• Your instructions:
Exactly repeat the material, dropping every picture from the copy.

• Listed records:

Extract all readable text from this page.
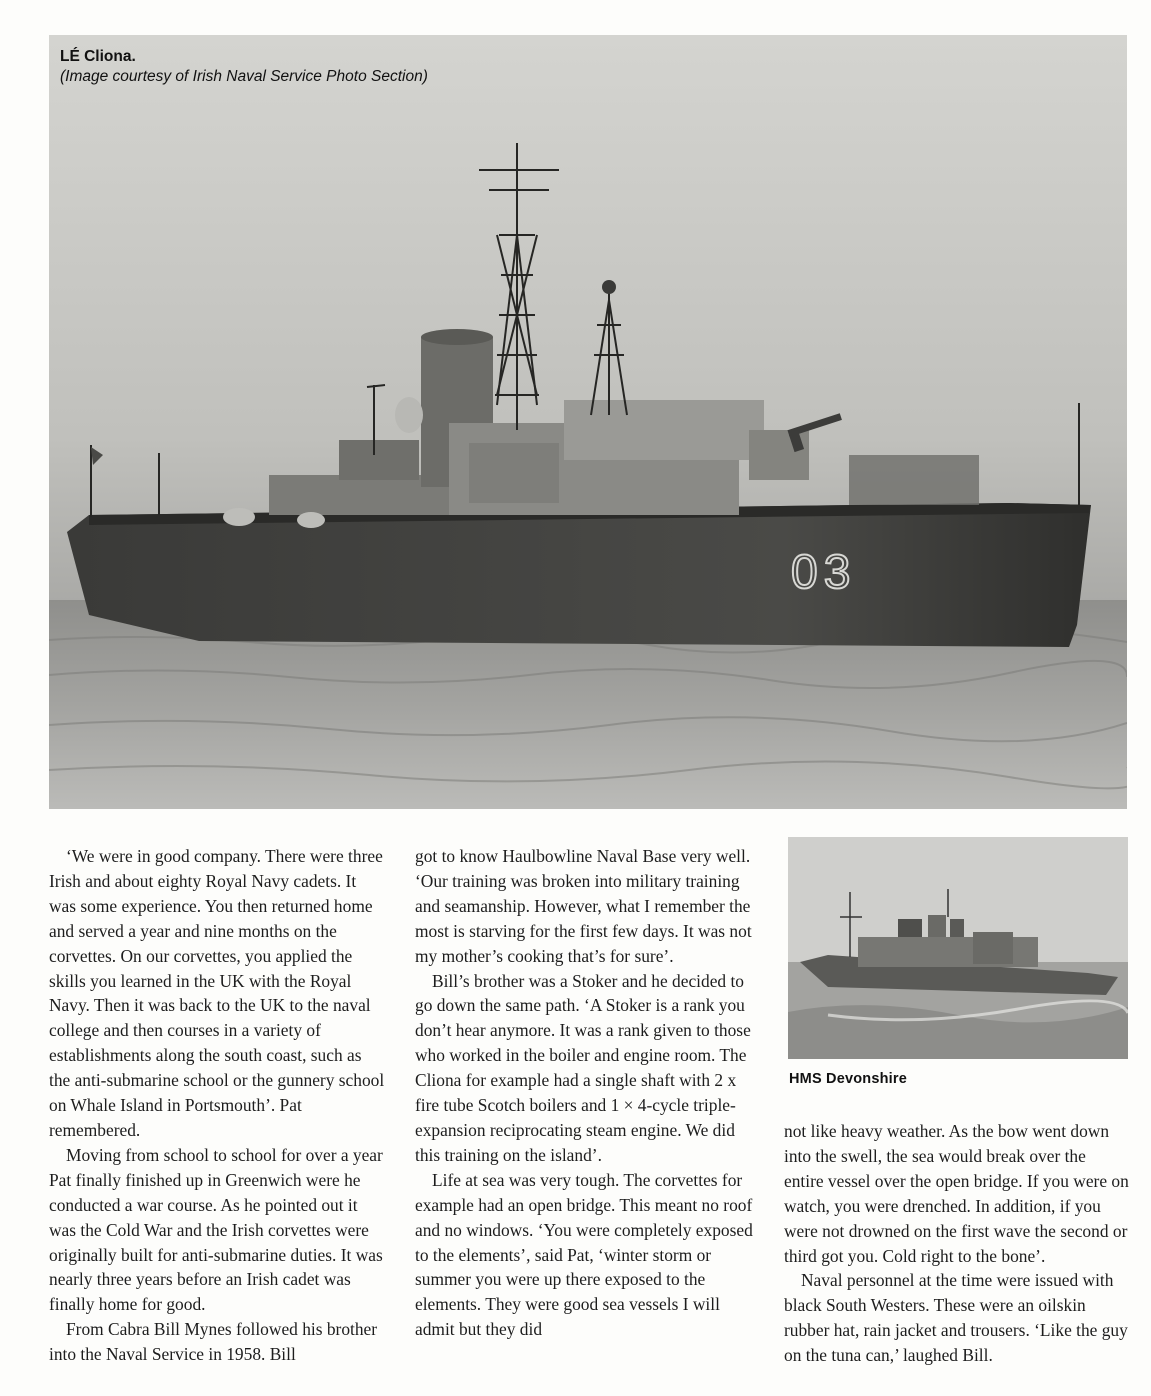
03
LÉ Cliona.
(Image courtesy of Irish Naval Service Photo Section)

‘We were in good company. There were three Irish and about eighty Royal Navy cadets. It was some experience. You then returned home and served a year and nine months on the corvettes. On our corvettes, you applied the skills you learned in the UK with the Royal Navy. Then it was back to the UK to the naval college and then courses in a variety of establishments along the south coast, such as the anti-submarine school or the gunnery school on Whale Island in Portsmouth’. Pat remembered.

Moving from school to school for over a year Pat finally finished up in Greenwich were he conducted a war course. As he pointed out it was the Cold War and the Irish corvettes were originally built for anti-submarine duties. It was nearly three years before an Irish cadet was finally home for good.

From Cabra Bill Mynes followed his brother into the Naval Service in 1958. Bill

got to know Haulbowline Naval Base very well. ‘Our training was broken into military training and seamanship. However, what I remember the most is starving for the first few days. It was not my mother’s cooking that’s for sure’.

Bill’s brother was a Stoker and he decided to go down the same path. ‘A Stoker is a rank you don’t hear anymore. It was a rank given to those who worked in the boiler and engine room. The Cliona for example had a single shaft with 2 x fire tube Scotch boilers and 1 × 4-cycle triple-expansion reciprocating steam engine. We did this training on the island’.

Life at sea was very tough. The corvettes for example had an open bridge. This meant no roof and no windows. ‘You were completely exposed to the elements’, said Pat, ‘winter storm or summer you were up there exposed to the elements. They were good sea vessels I will admit but they did

HMS Devonshire

not like heavy weather. As the bow went down into the swell, the sea would break over the entire vessel over the open bridge. If you were on watch, you were drenched. In addition, if you were not drowned on the first wave the second or third got you. Cold right to the bone’.

Naval personnel at the time were issued with black South Westers. These were an oilskin rubber hat, rain jacket and trousers. ‘Like the guy on the tuna can,’ laughed Bill.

• Reply to the task:
Extract all readable text from this page.
03
LÉ Cliona.
(Image courtesy of Irish Naval Service Photo Section)

‘We were in good company. There were three Irish and about eighty Royal Navy cadets. It was some experience. You then returned home and served a year and nine months on the corvettes. On our corvettes, you applied the skills you learned in the UK with the Royal Navy. Then it was back to the UK to the naval college and then courses in a variety of establishments along the south coast, such as the anti-submarine school or the gunnery school on Whale Island in Portsmouth’. Pat remembered.

Moving from school to school for over a year Pat finally finished up in Greenwich were he conducted a war course. As he pointed out it was the Cold War and the Irish corvettes were originally built for anti-submarine duties. It was nearly three years before an Irish cadet was finally home for good.

From Cabra Bill Mynes followed his brother into the Naval Service in 1958. Bill

got to know Haulbowline Naval Base very well. ‘Our training was broken into military training and seamanship. However, what I remember the most is starving for the first few days. It was not my mother’s cooking that’s for sure’.

Bill’s brother was a Stoker and he decided to go down the same path. ‘A Stoker is a rank you don’t hear anymore. It was a rank given to those who worked in the boiler and engine room. The Cliona for example had a single shaft with 2 x fire tube Scotch boilers and 1 × 4-cycle triple-expansion reciprocating steam engine. We did this training on the island’.

Life at sea was very tough. The corvettes for example had an open bridge. This meant no roof and no windows. ‘You were completely exposed to the elements’, said Pat, ‘winter storm or summer you were up there exposed to the elements. They were good sea vessels I will admit but they did

HMS Devonshire

not like heavy weather. As the bow went down into the swell, the sea would break over the entire vessel over the open bridge. If you were on watch, you were drenched. In addition, if you were not drowned on the first wave the second or third got you. Cold right to the bone’.

Naval personnel at the time were issued with black South Westers. These were an oilskin rubber hat, rain jacket and trousers. ‘Like the guy on the tuna can,’ laughed Bill.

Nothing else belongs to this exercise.